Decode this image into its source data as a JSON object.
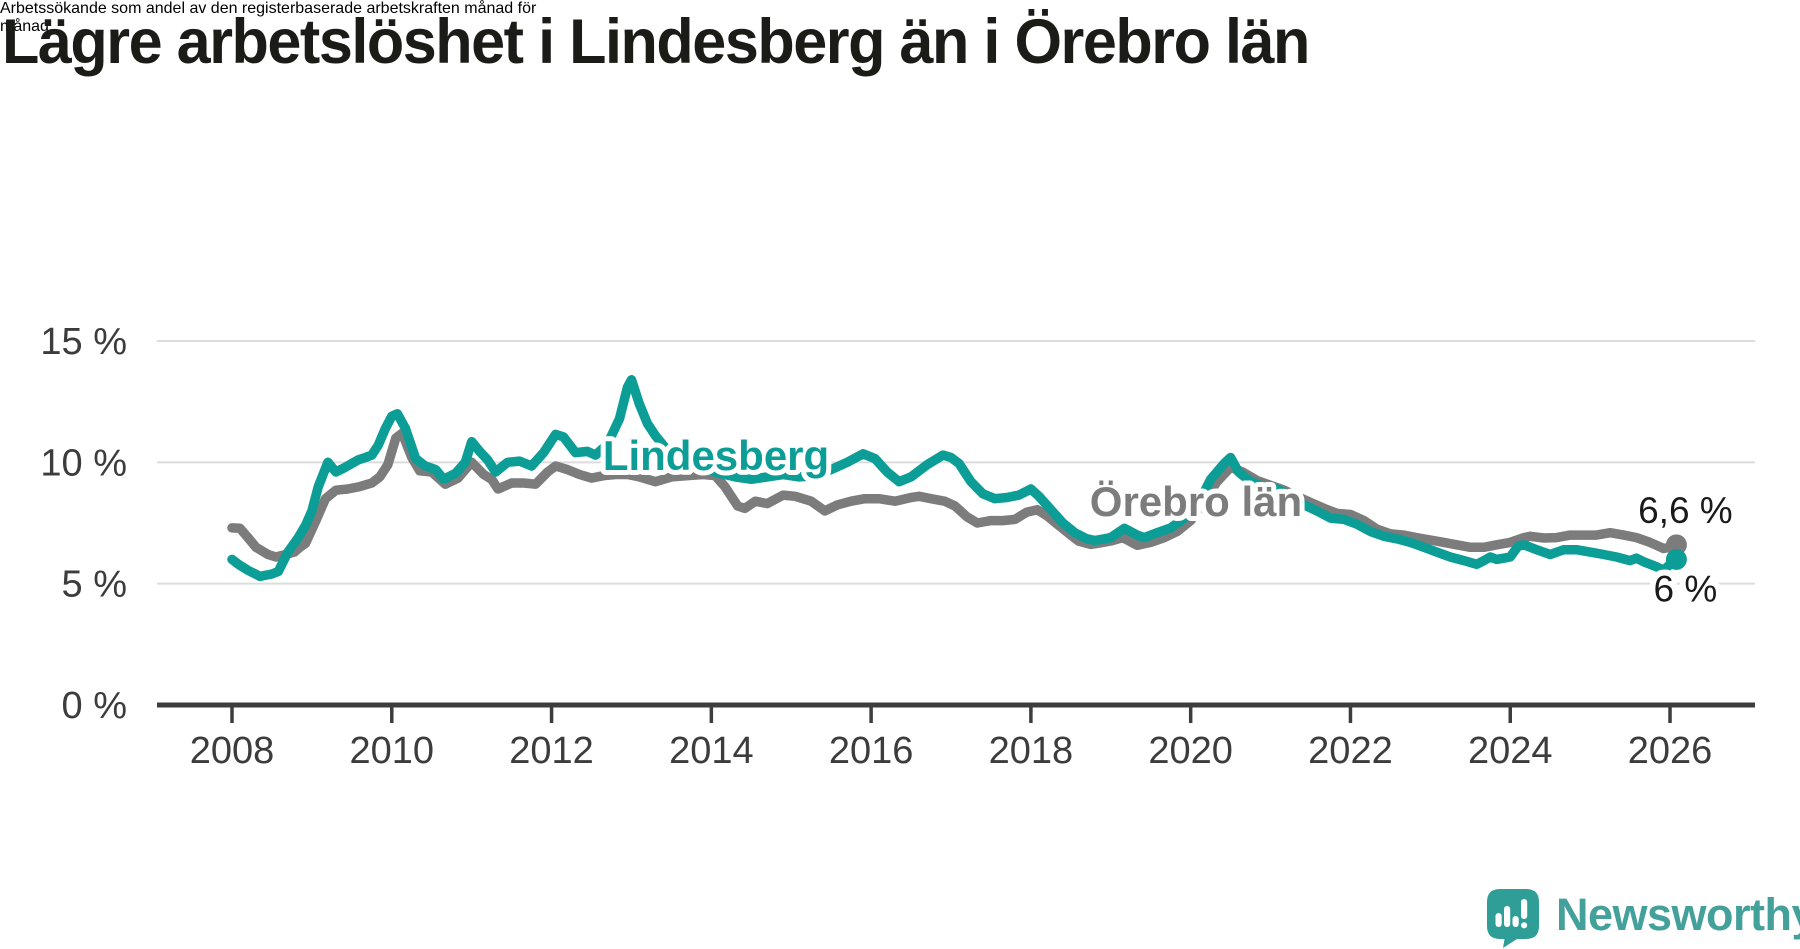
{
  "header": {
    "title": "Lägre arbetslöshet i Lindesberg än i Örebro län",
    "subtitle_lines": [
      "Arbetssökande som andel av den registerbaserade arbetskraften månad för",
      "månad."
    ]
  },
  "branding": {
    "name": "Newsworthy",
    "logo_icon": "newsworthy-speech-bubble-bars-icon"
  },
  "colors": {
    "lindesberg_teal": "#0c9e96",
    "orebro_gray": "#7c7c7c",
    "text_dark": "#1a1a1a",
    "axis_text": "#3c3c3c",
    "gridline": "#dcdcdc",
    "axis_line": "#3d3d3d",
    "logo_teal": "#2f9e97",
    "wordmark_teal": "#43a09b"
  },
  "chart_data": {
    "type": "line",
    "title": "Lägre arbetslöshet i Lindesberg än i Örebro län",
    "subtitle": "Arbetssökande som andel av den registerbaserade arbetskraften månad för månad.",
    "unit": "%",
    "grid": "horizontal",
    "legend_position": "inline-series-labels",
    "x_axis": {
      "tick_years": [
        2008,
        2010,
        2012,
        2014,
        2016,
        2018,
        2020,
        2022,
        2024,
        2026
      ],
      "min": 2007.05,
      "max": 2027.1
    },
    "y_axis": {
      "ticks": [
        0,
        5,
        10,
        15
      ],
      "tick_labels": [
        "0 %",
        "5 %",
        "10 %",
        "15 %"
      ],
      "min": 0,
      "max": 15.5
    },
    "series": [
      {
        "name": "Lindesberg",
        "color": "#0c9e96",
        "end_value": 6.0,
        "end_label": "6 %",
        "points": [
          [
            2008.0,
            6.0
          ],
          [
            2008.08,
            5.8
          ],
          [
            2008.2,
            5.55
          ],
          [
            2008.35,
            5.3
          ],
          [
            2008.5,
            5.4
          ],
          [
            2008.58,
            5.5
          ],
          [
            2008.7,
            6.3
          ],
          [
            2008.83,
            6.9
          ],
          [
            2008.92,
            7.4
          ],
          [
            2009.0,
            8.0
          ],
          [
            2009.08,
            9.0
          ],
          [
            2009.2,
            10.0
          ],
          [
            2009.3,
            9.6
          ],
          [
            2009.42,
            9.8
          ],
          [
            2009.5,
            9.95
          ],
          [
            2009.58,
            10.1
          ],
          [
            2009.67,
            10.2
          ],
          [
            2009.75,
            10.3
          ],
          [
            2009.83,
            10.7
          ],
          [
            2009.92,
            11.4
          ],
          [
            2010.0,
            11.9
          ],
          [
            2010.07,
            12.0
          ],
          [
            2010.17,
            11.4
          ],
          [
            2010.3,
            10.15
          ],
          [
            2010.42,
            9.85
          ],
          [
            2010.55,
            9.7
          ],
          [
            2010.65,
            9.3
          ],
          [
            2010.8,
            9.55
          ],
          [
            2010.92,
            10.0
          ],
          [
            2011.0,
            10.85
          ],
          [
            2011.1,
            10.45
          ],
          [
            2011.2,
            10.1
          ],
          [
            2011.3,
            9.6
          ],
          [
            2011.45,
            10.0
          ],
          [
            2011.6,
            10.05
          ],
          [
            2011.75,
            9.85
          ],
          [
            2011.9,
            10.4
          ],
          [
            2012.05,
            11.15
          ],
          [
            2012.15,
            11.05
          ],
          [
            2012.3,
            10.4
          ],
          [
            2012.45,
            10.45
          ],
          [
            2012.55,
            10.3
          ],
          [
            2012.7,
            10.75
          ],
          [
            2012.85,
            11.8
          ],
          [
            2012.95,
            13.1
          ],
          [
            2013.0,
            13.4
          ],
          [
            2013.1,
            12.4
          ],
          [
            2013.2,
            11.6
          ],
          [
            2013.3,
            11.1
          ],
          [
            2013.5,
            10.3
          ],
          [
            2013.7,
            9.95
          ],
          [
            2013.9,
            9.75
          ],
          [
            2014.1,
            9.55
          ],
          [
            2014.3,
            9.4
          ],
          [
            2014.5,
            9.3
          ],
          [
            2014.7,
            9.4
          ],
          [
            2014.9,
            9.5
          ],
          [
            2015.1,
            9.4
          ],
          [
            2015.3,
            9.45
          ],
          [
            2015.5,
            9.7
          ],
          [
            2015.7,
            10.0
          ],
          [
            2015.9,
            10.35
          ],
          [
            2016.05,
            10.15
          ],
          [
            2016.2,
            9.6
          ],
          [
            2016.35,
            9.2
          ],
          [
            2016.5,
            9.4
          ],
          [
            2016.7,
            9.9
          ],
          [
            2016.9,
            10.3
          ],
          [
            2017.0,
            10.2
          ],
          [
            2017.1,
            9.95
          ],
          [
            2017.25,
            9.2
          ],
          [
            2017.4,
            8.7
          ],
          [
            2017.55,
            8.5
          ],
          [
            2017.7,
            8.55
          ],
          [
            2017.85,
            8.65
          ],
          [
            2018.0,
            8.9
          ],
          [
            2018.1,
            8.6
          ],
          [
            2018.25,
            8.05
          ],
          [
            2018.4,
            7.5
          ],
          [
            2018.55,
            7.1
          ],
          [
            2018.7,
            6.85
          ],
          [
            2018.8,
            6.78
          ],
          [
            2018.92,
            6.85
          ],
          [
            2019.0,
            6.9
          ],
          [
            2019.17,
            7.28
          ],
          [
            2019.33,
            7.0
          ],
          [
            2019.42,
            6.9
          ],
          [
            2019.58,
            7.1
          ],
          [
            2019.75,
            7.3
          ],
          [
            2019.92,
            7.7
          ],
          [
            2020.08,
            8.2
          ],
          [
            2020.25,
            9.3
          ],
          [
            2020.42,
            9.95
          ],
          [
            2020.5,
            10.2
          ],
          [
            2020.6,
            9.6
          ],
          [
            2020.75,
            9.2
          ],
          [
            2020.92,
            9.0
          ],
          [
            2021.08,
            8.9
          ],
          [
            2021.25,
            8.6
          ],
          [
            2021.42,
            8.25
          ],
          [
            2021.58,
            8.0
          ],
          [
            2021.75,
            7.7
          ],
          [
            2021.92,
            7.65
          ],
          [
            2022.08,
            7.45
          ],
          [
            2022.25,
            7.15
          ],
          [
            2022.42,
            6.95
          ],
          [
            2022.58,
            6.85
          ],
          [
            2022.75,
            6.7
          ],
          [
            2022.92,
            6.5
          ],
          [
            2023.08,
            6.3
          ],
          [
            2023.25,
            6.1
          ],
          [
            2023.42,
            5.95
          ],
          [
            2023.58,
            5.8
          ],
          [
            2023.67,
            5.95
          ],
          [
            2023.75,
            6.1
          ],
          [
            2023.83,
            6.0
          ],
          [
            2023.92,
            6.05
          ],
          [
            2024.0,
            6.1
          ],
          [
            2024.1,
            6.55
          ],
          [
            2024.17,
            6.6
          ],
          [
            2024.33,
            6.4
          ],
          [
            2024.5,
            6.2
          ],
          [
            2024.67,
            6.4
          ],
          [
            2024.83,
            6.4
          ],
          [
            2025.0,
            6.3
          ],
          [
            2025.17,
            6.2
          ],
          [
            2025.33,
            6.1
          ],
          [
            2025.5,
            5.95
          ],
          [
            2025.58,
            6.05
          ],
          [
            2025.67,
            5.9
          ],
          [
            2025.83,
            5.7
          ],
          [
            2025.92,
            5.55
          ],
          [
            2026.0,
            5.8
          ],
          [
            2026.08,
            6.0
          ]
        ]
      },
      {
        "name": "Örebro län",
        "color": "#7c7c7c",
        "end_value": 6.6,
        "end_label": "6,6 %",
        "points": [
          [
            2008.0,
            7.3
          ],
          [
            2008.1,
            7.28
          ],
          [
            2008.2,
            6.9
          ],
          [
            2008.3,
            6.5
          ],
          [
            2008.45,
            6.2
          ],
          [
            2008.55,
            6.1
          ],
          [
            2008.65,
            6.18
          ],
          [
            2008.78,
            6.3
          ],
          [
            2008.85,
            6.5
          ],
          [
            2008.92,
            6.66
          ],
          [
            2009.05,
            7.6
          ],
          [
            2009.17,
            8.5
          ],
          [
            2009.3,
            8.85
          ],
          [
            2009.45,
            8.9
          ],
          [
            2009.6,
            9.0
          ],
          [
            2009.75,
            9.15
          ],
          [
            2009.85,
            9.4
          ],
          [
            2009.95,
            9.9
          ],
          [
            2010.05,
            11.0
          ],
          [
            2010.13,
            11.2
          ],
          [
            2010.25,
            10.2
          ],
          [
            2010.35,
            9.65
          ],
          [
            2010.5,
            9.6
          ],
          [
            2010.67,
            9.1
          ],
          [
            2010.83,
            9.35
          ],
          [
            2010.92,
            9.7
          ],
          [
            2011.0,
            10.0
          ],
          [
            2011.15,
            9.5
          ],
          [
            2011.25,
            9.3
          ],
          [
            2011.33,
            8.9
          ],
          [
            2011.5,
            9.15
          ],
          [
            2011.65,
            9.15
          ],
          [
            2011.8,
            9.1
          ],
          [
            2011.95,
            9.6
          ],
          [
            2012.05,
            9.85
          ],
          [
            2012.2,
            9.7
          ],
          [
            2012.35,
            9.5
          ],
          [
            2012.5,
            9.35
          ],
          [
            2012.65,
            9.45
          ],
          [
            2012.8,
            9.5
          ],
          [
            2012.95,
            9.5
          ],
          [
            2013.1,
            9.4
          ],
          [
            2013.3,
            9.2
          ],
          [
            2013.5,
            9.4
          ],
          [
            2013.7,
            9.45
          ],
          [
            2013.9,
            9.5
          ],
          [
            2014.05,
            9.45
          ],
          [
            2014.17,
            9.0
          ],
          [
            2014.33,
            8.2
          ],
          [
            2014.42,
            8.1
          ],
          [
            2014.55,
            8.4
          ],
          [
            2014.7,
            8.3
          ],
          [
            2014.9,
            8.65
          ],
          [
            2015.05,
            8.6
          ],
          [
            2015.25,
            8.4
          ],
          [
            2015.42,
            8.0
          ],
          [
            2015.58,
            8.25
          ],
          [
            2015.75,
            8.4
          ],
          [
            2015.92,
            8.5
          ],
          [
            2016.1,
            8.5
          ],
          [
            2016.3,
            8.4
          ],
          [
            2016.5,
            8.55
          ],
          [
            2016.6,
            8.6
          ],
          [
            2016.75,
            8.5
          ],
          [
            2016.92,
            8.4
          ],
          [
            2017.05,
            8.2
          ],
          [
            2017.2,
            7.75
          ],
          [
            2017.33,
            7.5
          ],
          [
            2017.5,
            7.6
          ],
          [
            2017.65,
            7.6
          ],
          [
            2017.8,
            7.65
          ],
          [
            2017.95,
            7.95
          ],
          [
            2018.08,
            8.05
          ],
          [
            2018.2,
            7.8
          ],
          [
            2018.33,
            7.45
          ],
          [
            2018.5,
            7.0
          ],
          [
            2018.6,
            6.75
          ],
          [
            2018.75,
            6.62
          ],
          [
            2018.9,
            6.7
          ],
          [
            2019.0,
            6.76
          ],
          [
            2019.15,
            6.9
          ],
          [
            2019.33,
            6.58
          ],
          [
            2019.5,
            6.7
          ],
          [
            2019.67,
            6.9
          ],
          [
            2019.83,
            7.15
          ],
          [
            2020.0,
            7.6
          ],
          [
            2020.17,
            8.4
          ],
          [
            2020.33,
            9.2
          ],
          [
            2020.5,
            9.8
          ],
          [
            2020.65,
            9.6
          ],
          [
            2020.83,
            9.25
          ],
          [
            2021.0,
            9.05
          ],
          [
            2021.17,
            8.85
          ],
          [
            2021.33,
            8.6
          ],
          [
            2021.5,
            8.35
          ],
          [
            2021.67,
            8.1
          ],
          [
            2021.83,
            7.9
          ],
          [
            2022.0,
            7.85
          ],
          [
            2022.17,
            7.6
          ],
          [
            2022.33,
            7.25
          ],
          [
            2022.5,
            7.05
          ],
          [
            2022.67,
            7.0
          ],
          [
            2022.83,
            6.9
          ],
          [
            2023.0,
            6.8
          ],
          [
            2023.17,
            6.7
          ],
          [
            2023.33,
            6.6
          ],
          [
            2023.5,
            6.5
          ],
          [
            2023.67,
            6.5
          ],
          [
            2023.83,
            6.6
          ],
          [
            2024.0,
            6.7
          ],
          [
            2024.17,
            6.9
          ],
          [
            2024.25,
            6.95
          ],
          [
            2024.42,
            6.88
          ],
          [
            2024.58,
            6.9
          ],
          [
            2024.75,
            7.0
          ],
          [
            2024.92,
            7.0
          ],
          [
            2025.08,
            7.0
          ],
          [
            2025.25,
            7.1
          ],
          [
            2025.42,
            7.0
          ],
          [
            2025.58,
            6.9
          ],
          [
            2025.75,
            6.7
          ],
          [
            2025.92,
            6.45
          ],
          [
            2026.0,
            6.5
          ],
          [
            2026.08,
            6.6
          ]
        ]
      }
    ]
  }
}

→ WRITTEN TASK: Count how many lines contain "series" and give only that count.

→ EXERCISE SOLUTION: 2